** begin Dataset records **

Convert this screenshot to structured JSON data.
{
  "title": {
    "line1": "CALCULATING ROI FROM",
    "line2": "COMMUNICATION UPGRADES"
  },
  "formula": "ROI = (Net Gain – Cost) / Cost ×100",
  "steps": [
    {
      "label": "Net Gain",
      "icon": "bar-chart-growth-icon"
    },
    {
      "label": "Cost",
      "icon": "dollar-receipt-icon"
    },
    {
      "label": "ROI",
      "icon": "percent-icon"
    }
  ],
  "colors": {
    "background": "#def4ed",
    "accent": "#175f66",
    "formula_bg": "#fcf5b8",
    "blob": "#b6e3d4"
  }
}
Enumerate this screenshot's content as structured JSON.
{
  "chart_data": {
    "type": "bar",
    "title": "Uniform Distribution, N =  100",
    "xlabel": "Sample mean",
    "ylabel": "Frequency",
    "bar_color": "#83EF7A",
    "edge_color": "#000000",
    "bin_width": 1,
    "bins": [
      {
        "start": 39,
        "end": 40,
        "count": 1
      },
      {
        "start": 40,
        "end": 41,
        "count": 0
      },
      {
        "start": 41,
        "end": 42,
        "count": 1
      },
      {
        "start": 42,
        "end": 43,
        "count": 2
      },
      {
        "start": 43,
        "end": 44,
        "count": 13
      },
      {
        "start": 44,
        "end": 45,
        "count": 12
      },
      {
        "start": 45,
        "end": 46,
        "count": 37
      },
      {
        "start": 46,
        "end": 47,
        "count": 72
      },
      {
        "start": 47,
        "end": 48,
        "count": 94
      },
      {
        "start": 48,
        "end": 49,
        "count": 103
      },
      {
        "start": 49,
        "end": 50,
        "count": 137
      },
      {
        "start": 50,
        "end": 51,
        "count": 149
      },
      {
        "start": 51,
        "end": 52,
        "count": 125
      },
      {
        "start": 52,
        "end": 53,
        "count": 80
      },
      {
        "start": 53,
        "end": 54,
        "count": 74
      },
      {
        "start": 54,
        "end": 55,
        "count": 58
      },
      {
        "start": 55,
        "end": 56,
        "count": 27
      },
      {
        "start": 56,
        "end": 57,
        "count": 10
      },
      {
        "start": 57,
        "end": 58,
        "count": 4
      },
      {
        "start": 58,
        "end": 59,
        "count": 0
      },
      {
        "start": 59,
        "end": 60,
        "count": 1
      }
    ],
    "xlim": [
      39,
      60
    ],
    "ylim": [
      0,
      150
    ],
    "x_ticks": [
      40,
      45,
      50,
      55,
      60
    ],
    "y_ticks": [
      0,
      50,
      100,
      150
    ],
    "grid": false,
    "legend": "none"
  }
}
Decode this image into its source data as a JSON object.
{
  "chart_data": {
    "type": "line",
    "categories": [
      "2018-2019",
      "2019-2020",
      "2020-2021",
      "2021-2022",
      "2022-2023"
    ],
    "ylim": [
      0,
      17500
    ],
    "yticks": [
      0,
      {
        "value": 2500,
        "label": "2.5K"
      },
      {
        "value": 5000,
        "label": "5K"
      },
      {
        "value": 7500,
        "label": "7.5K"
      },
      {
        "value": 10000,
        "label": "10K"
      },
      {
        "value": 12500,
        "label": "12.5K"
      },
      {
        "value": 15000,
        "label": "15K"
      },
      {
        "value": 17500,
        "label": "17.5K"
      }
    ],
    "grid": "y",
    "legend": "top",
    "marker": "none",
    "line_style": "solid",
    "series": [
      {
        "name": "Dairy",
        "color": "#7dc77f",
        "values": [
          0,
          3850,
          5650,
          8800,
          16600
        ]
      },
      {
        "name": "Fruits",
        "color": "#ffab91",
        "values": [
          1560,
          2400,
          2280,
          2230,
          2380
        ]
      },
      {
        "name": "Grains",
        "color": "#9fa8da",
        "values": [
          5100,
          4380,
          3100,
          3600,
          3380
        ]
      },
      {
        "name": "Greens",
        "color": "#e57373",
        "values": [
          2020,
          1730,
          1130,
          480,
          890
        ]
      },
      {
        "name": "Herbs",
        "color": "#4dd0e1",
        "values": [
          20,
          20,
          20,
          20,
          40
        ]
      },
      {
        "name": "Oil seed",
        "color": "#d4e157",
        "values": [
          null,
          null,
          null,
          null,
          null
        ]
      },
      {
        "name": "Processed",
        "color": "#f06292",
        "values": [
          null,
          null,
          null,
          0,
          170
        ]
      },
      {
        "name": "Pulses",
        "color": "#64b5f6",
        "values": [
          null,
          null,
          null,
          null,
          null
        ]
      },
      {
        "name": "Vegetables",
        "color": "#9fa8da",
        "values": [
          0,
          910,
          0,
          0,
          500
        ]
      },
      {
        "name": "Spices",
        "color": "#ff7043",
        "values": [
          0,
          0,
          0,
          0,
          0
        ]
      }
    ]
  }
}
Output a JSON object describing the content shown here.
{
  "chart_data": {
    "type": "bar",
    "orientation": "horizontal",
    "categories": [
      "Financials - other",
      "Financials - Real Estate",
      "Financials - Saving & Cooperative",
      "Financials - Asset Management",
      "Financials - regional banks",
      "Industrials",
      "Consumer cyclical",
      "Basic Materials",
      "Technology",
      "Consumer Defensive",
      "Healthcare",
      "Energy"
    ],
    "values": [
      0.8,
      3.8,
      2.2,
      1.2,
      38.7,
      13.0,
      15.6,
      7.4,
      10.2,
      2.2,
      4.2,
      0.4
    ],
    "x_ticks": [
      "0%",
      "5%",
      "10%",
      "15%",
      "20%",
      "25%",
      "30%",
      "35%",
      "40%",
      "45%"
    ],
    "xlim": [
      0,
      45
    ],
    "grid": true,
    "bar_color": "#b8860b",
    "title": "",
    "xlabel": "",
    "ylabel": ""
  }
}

** end Dataset records **

■ **Task goal**: Identify and copy lines that hold the string "screenshot".

■ **Worked answer**:
Convert this screenshot to structured JSON data.
Enumerate this screenshot's content as structured JSON.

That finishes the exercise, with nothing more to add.